• [DATASET EXCERPTS]:
::::
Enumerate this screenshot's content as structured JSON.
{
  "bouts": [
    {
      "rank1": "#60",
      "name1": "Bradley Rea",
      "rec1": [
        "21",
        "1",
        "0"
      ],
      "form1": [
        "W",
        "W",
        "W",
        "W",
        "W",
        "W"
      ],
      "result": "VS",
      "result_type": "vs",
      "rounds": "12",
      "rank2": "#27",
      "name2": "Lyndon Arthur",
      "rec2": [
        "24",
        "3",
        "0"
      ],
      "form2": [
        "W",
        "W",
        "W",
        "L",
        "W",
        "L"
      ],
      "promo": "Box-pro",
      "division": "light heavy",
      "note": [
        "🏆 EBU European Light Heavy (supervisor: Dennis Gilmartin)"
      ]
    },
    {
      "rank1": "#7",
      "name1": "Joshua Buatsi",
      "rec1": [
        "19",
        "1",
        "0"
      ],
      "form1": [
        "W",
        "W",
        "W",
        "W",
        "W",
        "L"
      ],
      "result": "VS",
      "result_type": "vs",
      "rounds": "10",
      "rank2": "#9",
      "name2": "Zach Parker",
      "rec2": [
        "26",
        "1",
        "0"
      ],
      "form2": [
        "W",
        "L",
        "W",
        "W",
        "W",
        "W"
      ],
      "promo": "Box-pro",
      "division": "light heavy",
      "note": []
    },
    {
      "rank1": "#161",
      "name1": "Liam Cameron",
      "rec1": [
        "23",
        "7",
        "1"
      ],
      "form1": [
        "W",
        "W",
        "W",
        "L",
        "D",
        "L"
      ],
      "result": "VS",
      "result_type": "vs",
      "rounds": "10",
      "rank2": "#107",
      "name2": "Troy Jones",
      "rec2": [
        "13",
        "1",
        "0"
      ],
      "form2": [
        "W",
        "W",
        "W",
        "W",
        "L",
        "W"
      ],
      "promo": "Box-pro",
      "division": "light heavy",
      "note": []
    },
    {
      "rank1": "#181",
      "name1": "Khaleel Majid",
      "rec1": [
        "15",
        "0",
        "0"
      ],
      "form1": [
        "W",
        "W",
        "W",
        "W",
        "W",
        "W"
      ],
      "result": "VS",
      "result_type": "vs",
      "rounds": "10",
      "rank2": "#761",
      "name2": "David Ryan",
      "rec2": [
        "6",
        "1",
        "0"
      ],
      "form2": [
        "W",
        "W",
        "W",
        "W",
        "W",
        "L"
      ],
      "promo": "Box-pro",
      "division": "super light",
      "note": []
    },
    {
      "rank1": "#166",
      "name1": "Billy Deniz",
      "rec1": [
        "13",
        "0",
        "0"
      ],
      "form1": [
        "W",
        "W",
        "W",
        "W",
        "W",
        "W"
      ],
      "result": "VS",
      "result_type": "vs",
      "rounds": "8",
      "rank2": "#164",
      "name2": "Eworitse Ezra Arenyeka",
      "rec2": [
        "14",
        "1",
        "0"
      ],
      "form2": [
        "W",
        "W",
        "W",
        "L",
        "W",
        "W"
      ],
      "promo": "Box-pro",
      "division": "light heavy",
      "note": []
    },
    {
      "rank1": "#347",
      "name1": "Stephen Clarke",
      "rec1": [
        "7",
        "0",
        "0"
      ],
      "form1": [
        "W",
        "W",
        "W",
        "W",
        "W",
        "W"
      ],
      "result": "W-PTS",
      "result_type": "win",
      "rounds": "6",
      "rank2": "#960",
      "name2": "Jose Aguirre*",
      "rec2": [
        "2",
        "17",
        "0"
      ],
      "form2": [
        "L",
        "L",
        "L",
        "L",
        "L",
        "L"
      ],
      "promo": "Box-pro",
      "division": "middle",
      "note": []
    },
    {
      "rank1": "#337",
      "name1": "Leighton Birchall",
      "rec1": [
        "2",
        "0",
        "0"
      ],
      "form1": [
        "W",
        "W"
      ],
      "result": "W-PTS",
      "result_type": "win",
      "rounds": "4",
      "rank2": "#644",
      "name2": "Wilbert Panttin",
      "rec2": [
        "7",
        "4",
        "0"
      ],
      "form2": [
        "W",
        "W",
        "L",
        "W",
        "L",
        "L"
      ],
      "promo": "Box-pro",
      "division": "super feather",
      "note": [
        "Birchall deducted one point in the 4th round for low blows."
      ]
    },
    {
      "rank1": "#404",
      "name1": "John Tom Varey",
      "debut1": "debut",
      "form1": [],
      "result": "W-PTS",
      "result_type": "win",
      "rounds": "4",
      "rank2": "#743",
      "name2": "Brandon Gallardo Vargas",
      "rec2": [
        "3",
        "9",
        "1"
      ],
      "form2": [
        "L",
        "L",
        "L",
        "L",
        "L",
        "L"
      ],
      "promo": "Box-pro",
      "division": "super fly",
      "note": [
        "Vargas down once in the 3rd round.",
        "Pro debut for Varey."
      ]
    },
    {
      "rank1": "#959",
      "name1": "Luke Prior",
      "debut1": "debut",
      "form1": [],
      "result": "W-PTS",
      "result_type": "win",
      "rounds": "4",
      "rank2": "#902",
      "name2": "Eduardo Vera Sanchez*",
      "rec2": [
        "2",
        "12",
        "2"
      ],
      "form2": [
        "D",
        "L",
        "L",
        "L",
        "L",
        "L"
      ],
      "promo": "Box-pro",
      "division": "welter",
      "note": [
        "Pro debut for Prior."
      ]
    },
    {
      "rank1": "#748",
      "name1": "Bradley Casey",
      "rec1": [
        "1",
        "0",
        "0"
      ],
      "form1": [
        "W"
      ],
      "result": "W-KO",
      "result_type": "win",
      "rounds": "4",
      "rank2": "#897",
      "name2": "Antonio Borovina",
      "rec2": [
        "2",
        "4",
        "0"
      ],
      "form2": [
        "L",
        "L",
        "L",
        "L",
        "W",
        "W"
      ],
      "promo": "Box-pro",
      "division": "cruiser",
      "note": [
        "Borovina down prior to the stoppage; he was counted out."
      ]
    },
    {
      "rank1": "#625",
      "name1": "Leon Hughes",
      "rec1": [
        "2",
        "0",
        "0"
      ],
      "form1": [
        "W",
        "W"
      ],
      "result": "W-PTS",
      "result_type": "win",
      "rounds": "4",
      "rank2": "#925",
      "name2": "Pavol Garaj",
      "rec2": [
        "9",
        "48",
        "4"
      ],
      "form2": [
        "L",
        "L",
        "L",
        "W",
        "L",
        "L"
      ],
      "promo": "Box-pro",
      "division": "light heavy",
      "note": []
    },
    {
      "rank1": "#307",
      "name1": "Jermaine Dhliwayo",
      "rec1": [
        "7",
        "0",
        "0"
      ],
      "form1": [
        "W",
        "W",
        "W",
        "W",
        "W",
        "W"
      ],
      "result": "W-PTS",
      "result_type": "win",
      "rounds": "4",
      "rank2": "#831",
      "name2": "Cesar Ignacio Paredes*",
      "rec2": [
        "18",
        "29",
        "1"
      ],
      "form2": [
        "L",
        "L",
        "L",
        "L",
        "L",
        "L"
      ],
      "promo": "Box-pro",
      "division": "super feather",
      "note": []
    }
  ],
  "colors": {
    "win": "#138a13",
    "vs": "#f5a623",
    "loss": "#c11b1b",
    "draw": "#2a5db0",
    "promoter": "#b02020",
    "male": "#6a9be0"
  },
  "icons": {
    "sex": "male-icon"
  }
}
::::
• [TASK REQUIREMENTS]: Show the data once more, exactly as it was written.

• [FINAL RESULT]:
Enumerate this screenshot's content as structured JSON.
{
  "bouts": [
    {
      "rank1": "#60",
      "name1": "Bradley Rea",
      "rec1": [
        "21",
        "1",
        "0"
      ],
      "form1": [
        "W",
        "W",
        "W",
        "W",
        "W",
        "W"
      ],
      "result": "VS",
      "result_type": "vs",
      "rounds": "12",
      "rank2": "#27",
      "name2": "Lyndon Arthur",
      "rec2": [
        "24",
        "3",
        "0"
      ],
      "form2": [
        "W",
        "W",
        "W",
        "L",
        "W",
        "L"
      ],
      "promo": "Box-pro",
      "division": "light heavy",
      "note": [
        "🏆 EBU European Light Heavy (supervisor: Dennis Gilmartin)"
      ]
    },
    {
      "rank1": "#7",
      "name1": "Joshua Buatsi",
      "rec1": [
        "19",
        "1",
        "0"
      ],
      "form1": [
        "W",
        "W",
        "W",
        "W",
        "W",
        "L"
      ],
      "result": "VS",
      "result_type": "vs",
      "rounds": "10",
      "rank2": "#9",
      "name2": "Zach Parker",
      "rec2": [
        "26",
        "1",
        "0"
      ],
      "form2": [
        "W",
        "L",
        "W",
        "W",
        "W",
        "W"
      ],
      "promo": "Box-pro",
      "division": "light heavy",
      "note": []
    },
    {
      "rank1": "#161",
      "name1": "Liam Cameron",
      "rec1": [
        "23",
        "7",
        "1"
      ],
      "form1": [
        "W",
        "W",
        "W",
        "L",
        "D",
        "L"
      ],
      "result": "VS",
      "result_type": "vs",
      "rounds": "10",
      "rank2": "#107",
      "name2": "Troy Jones",
      "rec2": [
        "13",
        "1",
        "0"
      ],
      "form2": [
        "W",
        "W",
        "W",
        "W",
        "L",
        "W"
      ],
      "promo": "Box-pro",
      "division": "light heavy",
      "note": []
    },
    {
      "rank1": "#181",
      "name1": "Khaleel Majid",
      "rec1": [
        "15",
        "0",
        "0"
      ],
      "form1": [
        "W",
        "W",
        "W",
        "W",
        "W",
        "W"
      ],
      "result": "VS",
      "result_type": "vs",
      "rounds": "10",
      "rank2": "#761",
      "name2": "David Ryan",
      "rec2": [
        "6",
        "1",
        "0"
      ],
      "form2": [
        "W",
        "W",
        "W",
        "W",
        "W",
        "L"
      ],
      "promo": "Box-pro",
      "division": "super light",
      "note": []
    },
    {
      "rank1": "#166",
      "name1": "Billy Deniz",
      "rec1": [
        "13",
        "0",
        "0"
      ],
      "form1": [
        "W",
        "W",
        "W",
        "W",
        "W",
        "W"
      ],
      "result": "VS",
      "result_type": "vs",
      "rounds": "8",
      "rank2": "#164",
      "name2": "Eworitse Ezra Arenyeka",
      "rec2": [
        "14",
        "1",
        "0"
      ],
      "form2": [
        "W",
        "W",
        "W",
        "L",
        "W",
        "W"
      ],
      "promo": "Box-pro",
      "division": "light heavy",
      "note": []
    },
    {
      "rank1": "#347",
      "name1": "Stephen Clarke",
      "rec1": [
        "7",
        "0",
        "0"
      ],
      "form1": [
        "W",
        "W",
        "W",
        "W",
        "W",
        "W"
      ],
      "result": "W-PTS",
      "result_type": "win",
      "rounds": "6",
      "rank2": "#960",
      "name2": "Jose Aguirre*",
      "rec2": [
        "2",
        "17",
        "0"
      ],
      "form2": [
        "L",
        "L",
        "L",
        "L",
        "L",
        "L"
      ],
      "promo": "Box-pro",
      "division": "middle",
      "note": []
    },
    {
      "rank1": "#337",
      "name1": "Leighton Birchall",
      "rec1": [
        "2",
        "0",
        "0"
      ],
      "form1": [
        "W",
        "W"
      ],
      "result": "W-PTS",
      "result_type": "win",
      "rounds": "4",
      "rank2": "#644",
      "name2": "Wilbert Panttin",
      "rec2": [
        "7",
        "4",
        "0"
      ],
      "form2": [
        "W",
        "W",
        "L",
        "W",
        "L",
        "L"
      ],
      "promo": "Box-pro",
      "division": "super feather",
      "note": [
        "Birchall deducted one point in the 4th round for low blows."
      ]
    },
    {
      "rank1": "#404",
      "name1": "John Tom Varey",
      "debut1": "debut",
      "form1": [],
      "result": "W-PTS",
      "result_type": "win",
      "rounds": "4",
      "rank2": "#743",
      "name2": "Brandon Gallardo Vargas",
      "rec2": [
        "3",
        "9",
        "1"
      ],
      "form2": [
        "L",
        "L",
        "L",
        "L",
        "L",
        "L"
      ],
      "promo": "Box-pro",
      "division": "super fly",
      "note": [
        "Vargas down once in the 3rd round.",
        "Pro debut for Varey."
      ]
    },
    {
      "rank1": "#959",
      "name1": "Luke Prior",
      "debut1": "debut",
      "form1": [],
      "result": "W-PTS",
      "result_type": "win",
      "rounds": "4",
      "rank2": "#902",
      "name2": "Eduardo Vera Sanchez*",
      "rec2": [
        "2",
        "12",
        "2"
      ],
      "form2": [
        "D",
        "L",
        "L",
        "L",
        "L",
        "L"
      ],
      "promo": "Box-pro",
      "division": "welter",
      "note": [
        "Pro debut for Prior."
      ]
    },
    {
      "rank1": "#748",
      "name1": "Bradley Casey",
      "rec1": [
        "1",
        "0",
        "0"
      ],
      "form1": [
        "W"
      ],
      "result": "W-KO",
      "result_type": "win",
      "rounds": "4",
      "rank2": "#897",
      "name2": "Antonio Borovina",
      "rec2": [
        "2",
        "4",
        "0"
      ],
      "form2": [
        "L",
        "L",
        "L",
        "L",
        "W",
        "W"
      ],
      "promo": "Box-pro",
      "division": "cruiser",
      "note": [
        "Borovina down prior to the stoppage; he was counted out."
      ]
    },
    {
      "rank1": "#625",
      "name1": "Leon Hughes",
      "rec1": [
        "2",
        "0",
        "0"
      ],
      "form1": [
        "W",
        "W"
      ],
      "result": "W-PTS",
      "result_type": "win",
      "rounds": "4",
      "rank2": "#925",
      "name2": "Pavol Garaj",
      "rec2": [
        "9",
        "48",
        "4"
      ],
      "form2": [
        "L",
        "L",
        "L",
        "W",
        "L",
        "L"
      ],
      "promo": "Box-pro",
      "division": "light heavy",
      "note": []
    },
    {
      "rank1": "#307",
      "name1": "Jermaine Dhliwayo",
      "rec1": [
        "7",
        "0",
        "0"
      ],
      "form1": [
        "W",
        "W",
        "W",
        "W",
        "W",
        "W"
      ],
      "result": "W-PTS",
      "result_type": "win",
      "rounds": "4",
      "rank2": "#831",
      "name2": "Cesar Ignacio Paredes*",
      "rec2": [
        "18",
        "29",
        "1"
      ],
      "form2": [
        "L",
        "L",
        "L",
        "L",
        "L",
        "L"
      ],
      "promo": "Box-pro",
      "division": "super feather",
      "note": []
    }
  ],
  "colors": {
    "win": "#138a13",
    "vs": "#f5a623",
    "loss": "#c11b1b",
    "draw": "#2a5db0",
    "promoter": "#b02020",
    "male": "#6a9be0"
  },
  "icons": {
    "sex": "male-icon"
  }
}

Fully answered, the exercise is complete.